# [Task directions]
Exactly repeat the material, dropping only the pictures.

★ ★ ★

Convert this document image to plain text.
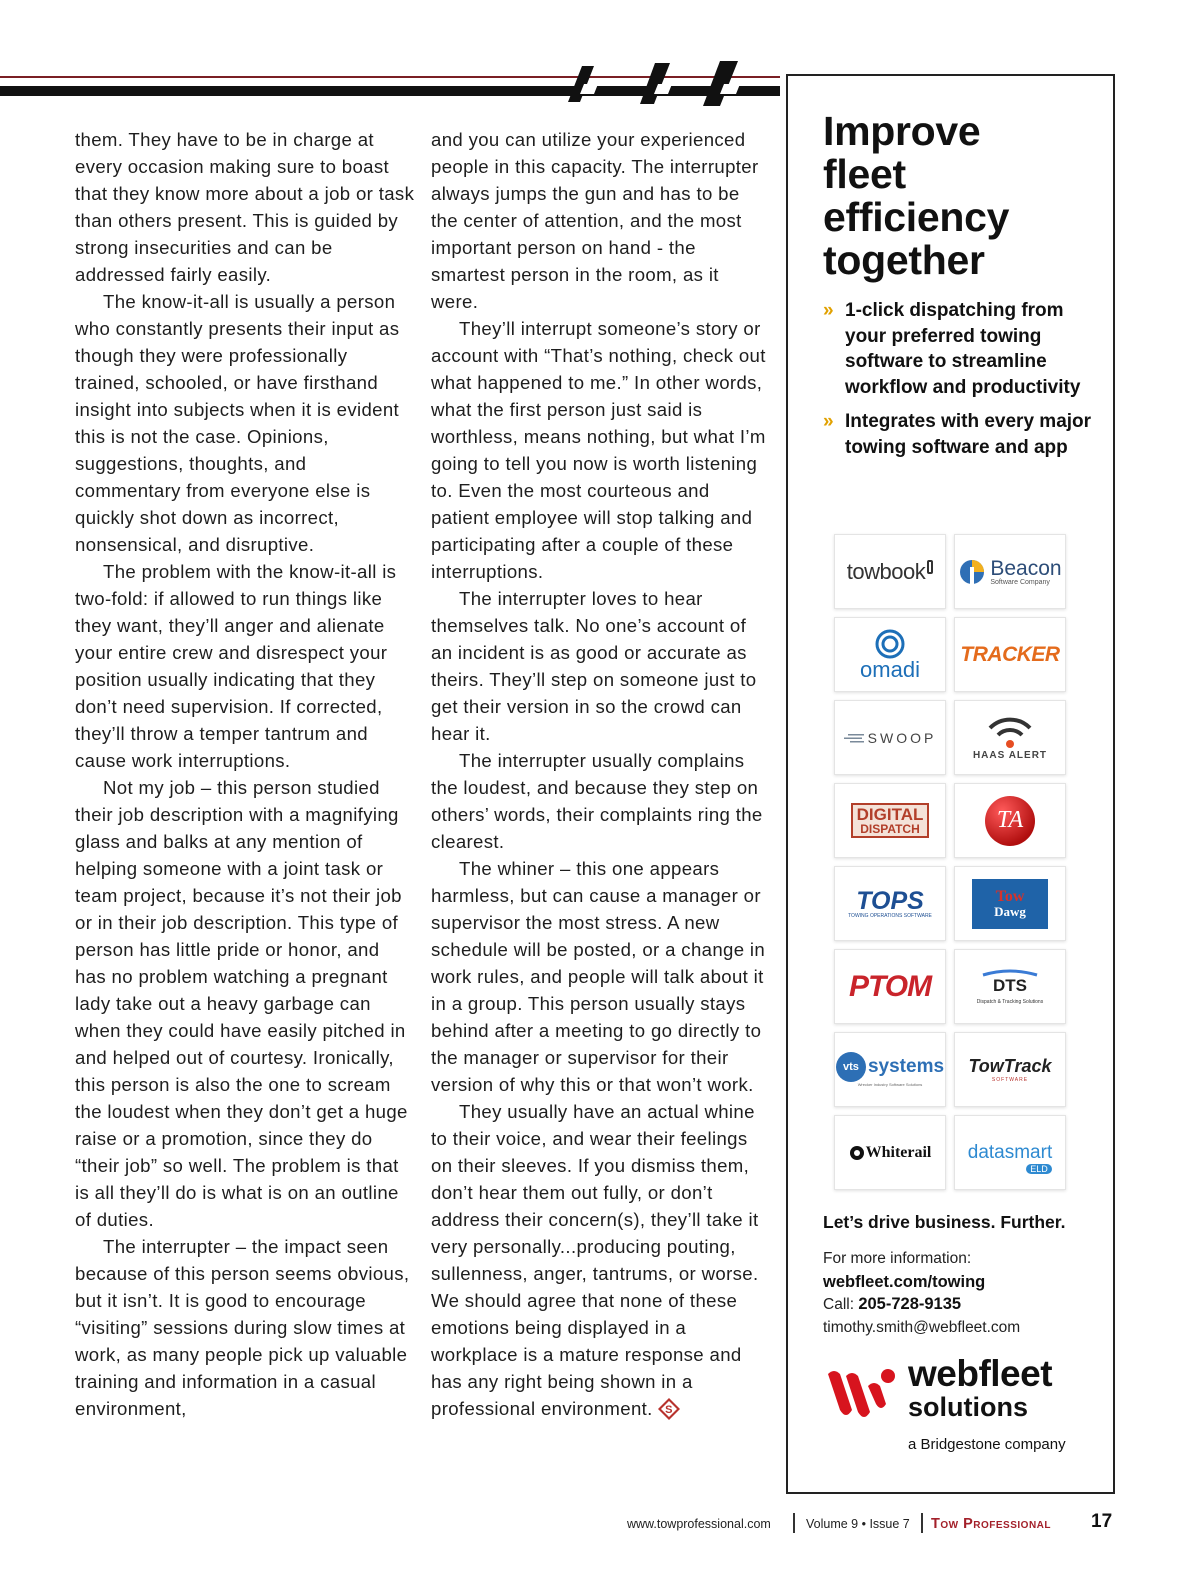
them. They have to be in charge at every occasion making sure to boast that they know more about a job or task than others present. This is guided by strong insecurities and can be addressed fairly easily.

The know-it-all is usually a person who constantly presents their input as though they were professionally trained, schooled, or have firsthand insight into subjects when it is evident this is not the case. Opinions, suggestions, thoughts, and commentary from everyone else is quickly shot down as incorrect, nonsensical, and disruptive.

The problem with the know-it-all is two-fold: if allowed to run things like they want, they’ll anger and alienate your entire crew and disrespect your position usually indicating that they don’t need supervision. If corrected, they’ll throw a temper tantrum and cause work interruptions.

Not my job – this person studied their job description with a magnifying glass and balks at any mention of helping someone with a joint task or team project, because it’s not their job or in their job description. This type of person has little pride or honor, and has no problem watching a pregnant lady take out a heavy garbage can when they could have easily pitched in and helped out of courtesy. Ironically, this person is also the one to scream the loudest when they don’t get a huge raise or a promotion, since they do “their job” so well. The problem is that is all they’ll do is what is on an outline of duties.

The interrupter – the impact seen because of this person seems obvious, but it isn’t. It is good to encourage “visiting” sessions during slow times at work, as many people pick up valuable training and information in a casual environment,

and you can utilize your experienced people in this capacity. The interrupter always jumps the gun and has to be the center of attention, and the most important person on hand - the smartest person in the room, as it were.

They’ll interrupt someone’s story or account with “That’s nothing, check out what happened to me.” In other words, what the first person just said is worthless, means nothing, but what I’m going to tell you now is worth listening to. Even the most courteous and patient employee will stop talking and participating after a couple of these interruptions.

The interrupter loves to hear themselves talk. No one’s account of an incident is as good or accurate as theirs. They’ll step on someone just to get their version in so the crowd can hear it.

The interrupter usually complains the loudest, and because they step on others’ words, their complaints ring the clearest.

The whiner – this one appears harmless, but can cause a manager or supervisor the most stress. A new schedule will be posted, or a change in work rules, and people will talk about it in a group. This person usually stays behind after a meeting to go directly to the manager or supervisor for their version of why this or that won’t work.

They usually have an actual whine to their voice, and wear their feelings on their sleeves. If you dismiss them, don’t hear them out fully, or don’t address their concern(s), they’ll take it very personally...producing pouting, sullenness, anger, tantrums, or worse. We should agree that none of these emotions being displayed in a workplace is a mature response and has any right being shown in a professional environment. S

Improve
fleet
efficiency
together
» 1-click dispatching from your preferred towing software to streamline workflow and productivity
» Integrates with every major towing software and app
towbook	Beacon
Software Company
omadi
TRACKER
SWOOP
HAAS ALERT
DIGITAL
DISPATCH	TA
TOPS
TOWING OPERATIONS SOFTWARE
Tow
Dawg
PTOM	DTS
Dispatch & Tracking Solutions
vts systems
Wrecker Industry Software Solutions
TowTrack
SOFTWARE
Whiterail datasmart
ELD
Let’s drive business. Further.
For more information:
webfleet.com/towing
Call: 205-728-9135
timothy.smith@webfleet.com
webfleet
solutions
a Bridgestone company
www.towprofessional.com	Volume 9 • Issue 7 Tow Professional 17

★ ★ ★

# [Exercise output]
Convert this document image to plain text.
them. They have to be in charge at every occasion making sure to boast that they know more about a job or task than others present. This is guided by strong insecurities and can be addressed fairly easily.

The know-it-all is usually a person who constantly presents their input as though they were professionally trained, schooled, or have firsthand insight into subjects when it is evident this is not the case. Opinions, suggestions, thoughts, and commentary from everyone else is quickly shot down as incorrect, nonsensical, and disruptive.

The problem with the know-it-all is two-fold: if allowed to run things like they want, they’ll anger and alienate your entire crew and disrespect your position usually indicating that they don’t need supervision. If corrected, they’ll throw a temper tantrum and cause work interruptions.

Not my job – this person studied their job description with a magnifying glass and balks at any mention of helping someone with a joint task or team project, because it’s not their job or in their job description. This type of person has little pride or honor, and has no problem watching a pregnant lady take out a heavy garbage can when they could have easily pitched in and helped out of courtesy. Ironically, this person is also the one to scream the loudest when they don’t get a huge raise or a promotion, since they do “their job” so well. The problem is that is all they’ll do is what is on an outline of duties.

The interrupter – the impact seen because of this person seems obvious, but it isn’t. It is good to encourage “visiting” sessions during slow times at work, as many people pick up valuable training and information in a casual environment,

and you can utilize your experienced people in this capacity. The interrupter always jumps the gun and has to be the center of attention, and the most important person on hand - the smartest person in the room, as it were.

They’ll interrupt someone’s story or account with “That’s nothing, check out what happened to me.” In other words, what the first person just said is worthless, means nothing, but what I’m going to tell you now is worth listening to. Even the most courteous and patient employee will stop talking and participating after a couple of these interruptions.

The interrupter loves to hear themselves talk. No one’s account of an incident is as good or accurate as theirs. They’ll step on someone just to get their version in so the crowd can hear it.

The interrupter usually complains the loudest, and because they step on others’ words, their complaints ring the clearest.

The whiner – this one appears harmless, but can cause a manager or supervisor the most stress. A new schedule will be posted, or a change in work rules, and people will talk about it in a group. This person usually stays behind after a meeting to go directly to the manager or supervisor for their version of why this or that won’t work.

They usually have an actual whine to their voice, and wear their feelings on their sleeves. If you dismiss them, don’t hear them out fully, or don’t address their concern(s), they’ll take it very personally...producing pouting, sullenness, anger, tantrums, or worse. We should agree that none of these emotions being displayed in a workplace is a mature response and has any right being shown in a professional environment. S

Improve
fleet
efficiency
together
» 1-click dispatching from your preferred towing software to streamline workflow and productivity
» Integrates with every major towing software and app
towbook	Beacon
Software Company
omadi
TRACKER
SWOOP
HAAS ALERT
DIGITAL
DISPATCH	TA
TOPS
TOWING OPERATIONS SOFTWARE
Tow
Dawg
PTOM	DTS
Dispatch & Tracking Solutions
vts systems
Wrecker Industry Software Solutions
TowTrack
SOFTWARE
Whiterail datasmart
ELD
Let’s drive business. Further.
For more information:
webfleet.com/towing
Call: 205-728-9135
timothy.smith@webfleet.com
webfleet
solutions
a Bridgestone company
www.towprofessional.com	Volume 9 • Issue 7 Tow Professional 17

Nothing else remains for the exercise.